>>>
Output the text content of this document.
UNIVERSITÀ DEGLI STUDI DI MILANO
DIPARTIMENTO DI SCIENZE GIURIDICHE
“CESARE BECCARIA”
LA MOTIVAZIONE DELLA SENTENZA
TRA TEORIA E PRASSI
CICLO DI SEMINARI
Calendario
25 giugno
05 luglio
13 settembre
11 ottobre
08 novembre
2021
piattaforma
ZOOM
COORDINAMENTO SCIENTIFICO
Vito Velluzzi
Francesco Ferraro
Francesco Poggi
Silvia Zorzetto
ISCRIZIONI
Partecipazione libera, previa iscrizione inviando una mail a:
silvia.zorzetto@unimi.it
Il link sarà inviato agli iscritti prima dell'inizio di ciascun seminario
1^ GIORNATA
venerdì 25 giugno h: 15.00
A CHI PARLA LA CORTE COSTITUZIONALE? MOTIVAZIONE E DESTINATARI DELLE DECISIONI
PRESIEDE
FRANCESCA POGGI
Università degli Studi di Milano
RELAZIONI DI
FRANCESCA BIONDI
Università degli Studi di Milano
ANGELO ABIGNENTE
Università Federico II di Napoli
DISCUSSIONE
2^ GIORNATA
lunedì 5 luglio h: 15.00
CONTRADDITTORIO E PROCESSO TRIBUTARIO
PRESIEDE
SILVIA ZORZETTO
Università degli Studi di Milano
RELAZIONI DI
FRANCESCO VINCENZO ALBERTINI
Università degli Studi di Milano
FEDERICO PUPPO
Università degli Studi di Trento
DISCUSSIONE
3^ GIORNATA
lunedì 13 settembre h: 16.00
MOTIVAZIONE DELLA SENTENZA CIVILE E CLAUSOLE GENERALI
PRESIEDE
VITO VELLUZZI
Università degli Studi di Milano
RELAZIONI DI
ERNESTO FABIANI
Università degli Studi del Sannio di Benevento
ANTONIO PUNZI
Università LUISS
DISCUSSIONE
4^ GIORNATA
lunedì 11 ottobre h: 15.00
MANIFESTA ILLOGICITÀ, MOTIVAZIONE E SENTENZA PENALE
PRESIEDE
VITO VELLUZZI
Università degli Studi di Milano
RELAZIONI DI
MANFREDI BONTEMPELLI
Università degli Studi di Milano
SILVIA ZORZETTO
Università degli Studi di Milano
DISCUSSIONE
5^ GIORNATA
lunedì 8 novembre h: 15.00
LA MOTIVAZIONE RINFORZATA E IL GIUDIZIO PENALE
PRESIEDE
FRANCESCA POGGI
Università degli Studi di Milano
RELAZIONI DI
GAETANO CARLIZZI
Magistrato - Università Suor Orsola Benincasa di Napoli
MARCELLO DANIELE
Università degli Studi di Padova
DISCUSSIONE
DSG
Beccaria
<<<
- _The request_
Reproduce all the data word for word.

- _The response_
Output the text content of this document.
UNIVERSITÀ DEGLI STUDI DI MILANO
DIPARTIMENTO DI SCIENZE GIURIDICHE
“CESARE BECCARIA”
LA MOTIVAZIONE DELLA SENTENZA
TRA TEORIA E PRASSI
CICLO DI SEMINARI
Calendario
25 giugno
05 luglio
13 settembre
11 ottobre
08 novembre
2021
piattaforma
ZOOM
COORDINAMENTO SCIENTIFICO
Vito Velluzzi
Francesco Ferraro
Francesco Poggi
Silvia Zorzetto
ISCRIZIONI
Partecipazione libera, previa iscrizione inviando una mail a:
silvia.zorzetto@unimi.it
Il link sarà inviato agli iscritti prima dell'inizio di ciascun seminario
1^ GIORNATA
venerdì 25 giugno h: 15.00
A CHI PARLA LA CORTE COSTITUZIONALE? MOTIVAZIONE E DESTINATARI DELLE DECISIONI
PRESIEDE
FRANCESCA POGGI
Università degli Studi di Milano
RELAZIONI DI
FRANCESCA BIONDI
Università degli Studi di Milano
ANGELO ABIGNENTE
Università Federico II di Napoli
DISCUSSIONE
2^ GIORNATA
lunedì 5 luglio h: 15.00
CONTRADDITTORIO E PROCESSO TRIBUTARIO
PRESIEDE
SILVIA ZORZETTO
Università degli Studi di Milano
RELAZIONI DI
FRANCESCO VINCENZO ALBERTINI
Università degli Studi di Milano
FEDERICO PUPPO
Università degli Studi di Trento
DISCUSSIONE
3^ GIORNATA
lunedì 13 settembre h: 16.00
MOTIVAZIONE DELLA SENTENZA CIVILE E CLAUSOLE GENERALI
PRESIEDE
VITO VELLUZZI
Università degli Studi di Milano
RELAZIONI DI
ERNESTO FABIANI
Università degli Studi del Sannio di Benevento
ANTONIO PUNZI
Università LUISS
DISCUSSIONE
4^ GIORNATA
lunedì 11 ottobre h: 15.00
MANIFESTA ILLOGICITÀ, MOTIVAZIONE E SENTENZA PENALE
PRESIEDE
VITO VELLUZZI
Università degli Studi di Milano
RELAZIONI DI
MANFREDI BONTEMPELLI
Università degli Studi di Milano
SILVIA ZORZETTO
Università degli Studi di Milano
DISCUSSIONE
5^ GIORNATA
lunedì 8 novembre h: 15.00
LA MOTIVAZIONE RINFORZATA E IL GIUDIZIO PENALE
PRESIEDE
FRANCESCA POGGI
Università degli Studi di Milano
RELAZIONI DI
GAETANO CARLIZZI
Magistrato - Università Suor Orsola Benincasa di Napoli
MARCELLO DANIELE
Università degli Studi di Padova
DISCUSSIONE
DSG
Beccaria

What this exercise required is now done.